◆ **What to do**
All lines holding the string "type" are to be shown.

◆ **Data shown**
==*==

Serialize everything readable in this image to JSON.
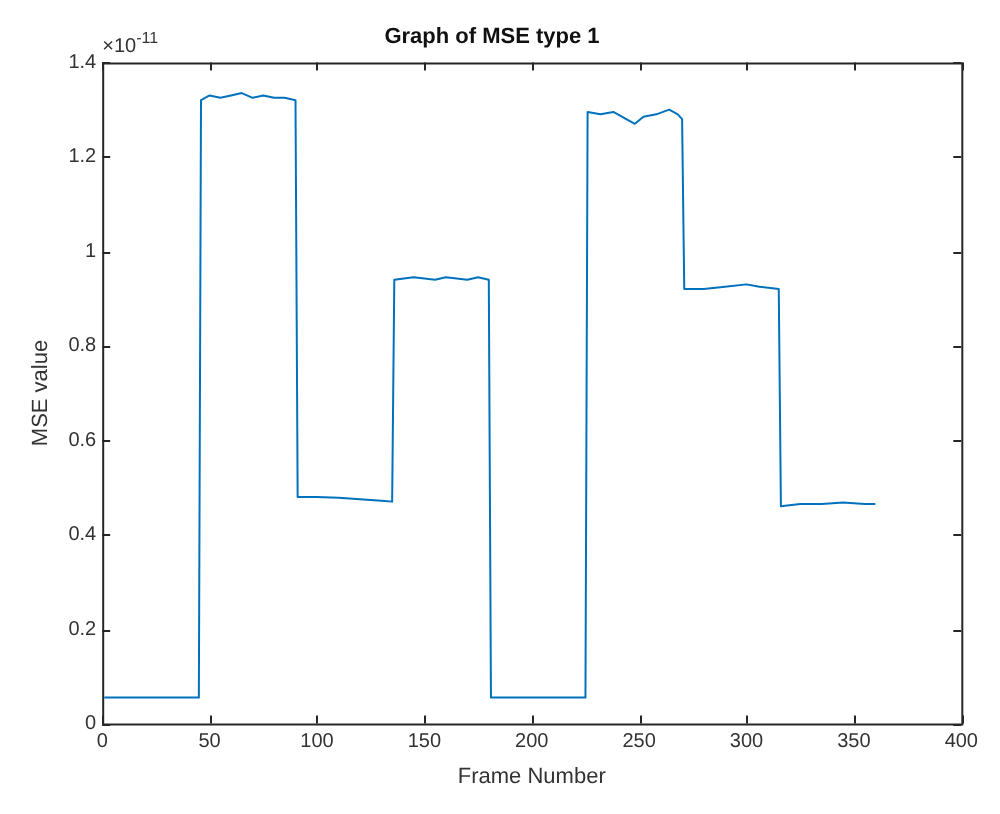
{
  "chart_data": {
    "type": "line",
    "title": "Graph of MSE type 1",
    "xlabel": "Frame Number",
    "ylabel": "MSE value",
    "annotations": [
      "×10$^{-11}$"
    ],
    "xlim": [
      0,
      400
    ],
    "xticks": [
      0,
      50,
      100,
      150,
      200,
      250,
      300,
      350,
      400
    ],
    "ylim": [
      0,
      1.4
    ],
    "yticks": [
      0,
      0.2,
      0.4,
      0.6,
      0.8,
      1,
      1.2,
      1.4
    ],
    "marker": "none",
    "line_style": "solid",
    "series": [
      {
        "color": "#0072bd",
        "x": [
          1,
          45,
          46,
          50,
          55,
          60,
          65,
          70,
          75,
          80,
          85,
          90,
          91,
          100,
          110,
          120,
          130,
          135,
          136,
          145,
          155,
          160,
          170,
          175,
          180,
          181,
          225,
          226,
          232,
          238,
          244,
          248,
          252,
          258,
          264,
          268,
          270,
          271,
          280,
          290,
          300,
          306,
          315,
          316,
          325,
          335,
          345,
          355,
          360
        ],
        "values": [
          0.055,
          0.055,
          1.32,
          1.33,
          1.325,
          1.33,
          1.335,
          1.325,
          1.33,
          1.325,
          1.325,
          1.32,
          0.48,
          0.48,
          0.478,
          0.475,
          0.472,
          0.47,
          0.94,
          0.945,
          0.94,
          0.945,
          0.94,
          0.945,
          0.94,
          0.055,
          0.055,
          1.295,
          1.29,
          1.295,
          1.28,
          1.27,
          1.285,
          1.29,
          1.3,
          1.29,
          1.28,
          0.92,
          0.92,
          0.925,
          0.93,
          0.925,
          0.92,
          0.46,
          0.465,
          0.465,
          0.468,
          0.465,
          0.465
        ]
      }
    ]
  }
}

==*==

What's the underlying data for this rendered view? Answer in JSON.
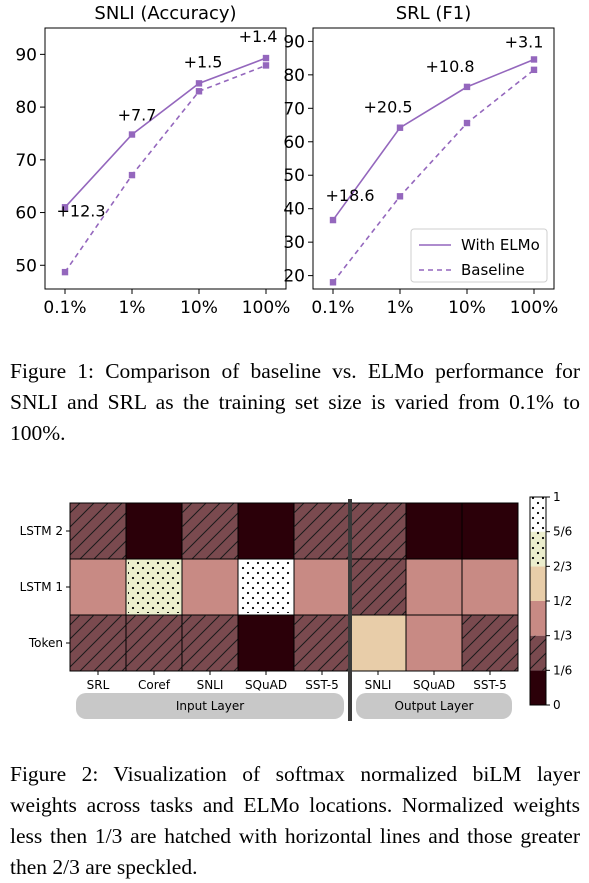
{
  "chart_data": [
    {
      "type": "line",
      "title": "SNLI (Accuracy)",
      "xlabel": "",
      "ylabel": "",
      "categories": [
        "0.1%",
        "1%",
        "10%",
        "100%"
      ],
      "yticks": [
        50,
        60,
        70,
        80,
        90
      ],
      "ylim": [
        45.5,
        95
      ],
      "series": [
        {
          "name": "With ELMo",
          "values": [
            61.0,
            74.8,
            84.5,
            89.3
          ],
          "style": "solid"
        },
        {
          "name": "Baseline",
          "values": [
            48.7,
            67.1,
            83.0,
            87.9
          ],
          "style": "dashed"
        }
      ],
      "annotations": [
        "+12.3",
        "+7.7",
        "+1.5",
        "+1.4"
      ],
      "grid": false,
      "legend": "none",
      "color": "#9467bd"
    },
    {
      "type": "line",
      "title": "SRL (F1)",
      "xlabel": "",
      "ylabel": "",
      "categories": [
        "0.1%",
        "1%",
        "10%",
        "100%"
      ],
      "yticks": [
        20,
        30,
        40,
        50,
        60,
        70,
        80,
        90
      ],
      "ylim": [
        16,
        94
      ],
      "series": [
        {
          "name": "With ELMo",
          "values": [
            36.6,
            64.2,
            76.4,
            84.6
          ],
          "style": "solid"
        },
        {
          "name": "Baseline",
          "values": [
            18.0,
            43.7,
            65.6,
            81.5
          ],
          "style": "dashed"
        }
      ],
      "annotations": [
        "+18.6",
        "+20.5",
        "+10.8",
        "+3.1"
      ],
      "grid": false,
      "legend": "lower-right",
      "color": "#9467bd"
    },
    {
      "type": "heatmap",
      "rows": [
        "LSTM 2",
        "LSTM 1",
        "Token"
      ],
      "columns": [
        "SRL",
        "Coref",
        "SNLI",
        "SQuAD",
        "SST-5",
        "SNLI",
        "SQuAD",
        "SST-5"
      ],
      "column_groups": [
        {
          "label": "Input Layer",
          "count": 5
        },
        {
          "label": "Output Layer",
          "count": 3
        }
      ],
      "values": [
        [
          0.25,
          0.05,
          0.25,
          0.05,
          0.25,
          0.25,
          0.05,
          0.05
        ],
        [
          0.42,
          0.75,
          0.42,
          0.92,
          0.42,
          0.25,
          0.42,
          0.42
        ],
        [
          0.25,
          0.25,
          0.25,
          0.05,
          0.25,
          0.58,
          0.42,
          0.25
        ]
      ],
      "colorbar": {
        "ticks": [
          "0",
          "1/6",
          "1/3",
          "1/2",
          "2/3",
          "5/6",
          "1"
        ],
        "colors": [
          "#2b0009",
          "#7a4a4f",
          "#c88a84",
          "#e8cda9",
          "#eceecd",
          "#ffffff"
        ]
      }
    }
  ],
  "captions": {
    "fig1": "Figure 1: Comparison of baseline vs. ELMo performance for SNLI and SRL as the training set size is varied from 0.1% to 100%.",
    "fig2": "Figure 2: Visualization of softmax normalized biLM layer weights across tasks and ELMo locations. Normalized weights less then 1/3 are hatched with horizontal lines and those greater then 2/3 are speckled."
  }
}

==*==

◆ **Exercise output**
    "type": "line",
    "title": "Graph of MSE type 1",
      "type": "line",
      "type": "line",
      "type": "heatmap",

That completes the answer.